**DATA ENTRIES**
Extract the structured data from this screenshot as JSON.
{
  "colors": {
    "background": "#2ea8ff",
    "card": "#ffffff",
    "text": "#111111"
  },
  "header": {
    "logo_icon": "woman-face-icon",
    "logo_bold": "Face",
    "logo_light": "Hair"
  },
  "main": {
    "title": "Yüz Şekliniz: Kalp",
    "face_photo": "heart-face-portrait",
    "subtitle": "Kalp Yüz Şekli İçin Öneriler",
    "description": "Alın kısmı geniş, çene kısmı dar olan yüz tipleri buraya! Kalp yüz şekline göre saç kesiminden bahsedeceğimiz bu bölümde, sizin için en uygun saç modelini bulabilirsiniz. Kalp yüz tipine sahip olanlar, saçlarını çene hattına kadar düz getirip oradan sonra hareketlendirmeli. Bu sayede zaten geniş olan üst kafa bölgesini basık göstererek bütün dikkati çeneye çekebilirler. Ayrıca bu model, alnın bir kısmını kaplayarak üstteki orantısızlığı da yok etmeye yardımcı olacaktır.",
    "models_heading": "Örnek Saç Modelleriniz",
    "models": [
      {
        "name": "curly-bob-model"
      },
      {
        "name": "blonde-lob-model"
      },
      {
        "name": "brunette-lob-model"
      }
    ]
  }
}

**WHAT THE TASK ASKS**
Repeat all of the records above exactly as they appear.

**RESULT OF THE EXERCISE**
Extract the structured data from this screenshot as JSON.
{
  "colors": {
    "background": "#2ea8ff",
    "card": "#ffffff",
    "text": "#111111"
  },
  "header": {
    "logo_icon": "woman-face-icon",
    "logo_bold": "Face",
    "logo_light": "Hair"
  },
  "main": {
    "title": "Yüz Şekliniz: Kalp",
    "face_photo": "heart-face-portrait",
    "subtitle": "Kalp Yüz Şekli İçin Öneriler",
    "description": "Alın kısmı geniş, çene kısmı dar olan yüz tipleri buraya! Kalp yüz şekline göre saç kesiminden bahsedeceğimiz bu bölümde, sizin için en uygun saç modelini bulabilirsiniz. Kalp yüz tipine sahip olanlar, saçlarını çene hattına kadar düz getirip oradan sonra hareketlendirmeli. Bu sayede zaten geniş olan üst kafa bölgesini basık göstererek bütün dikkati çeneye çekebilirler. Ayrıca bu model, alnın bir kısmını kaplayarak üstteki orantısızlığı da yok etmeye yardımcı olacaktır.",
    "models_heading": "Örnek Saç Modelleriniz",
    "models": [
      {
        "name": "curly-bob-model"
      },
      {
        "name": "blonde-lob-model"
      },
      {
        "name": "brunette-lob-model"
      }
    ]
  }
}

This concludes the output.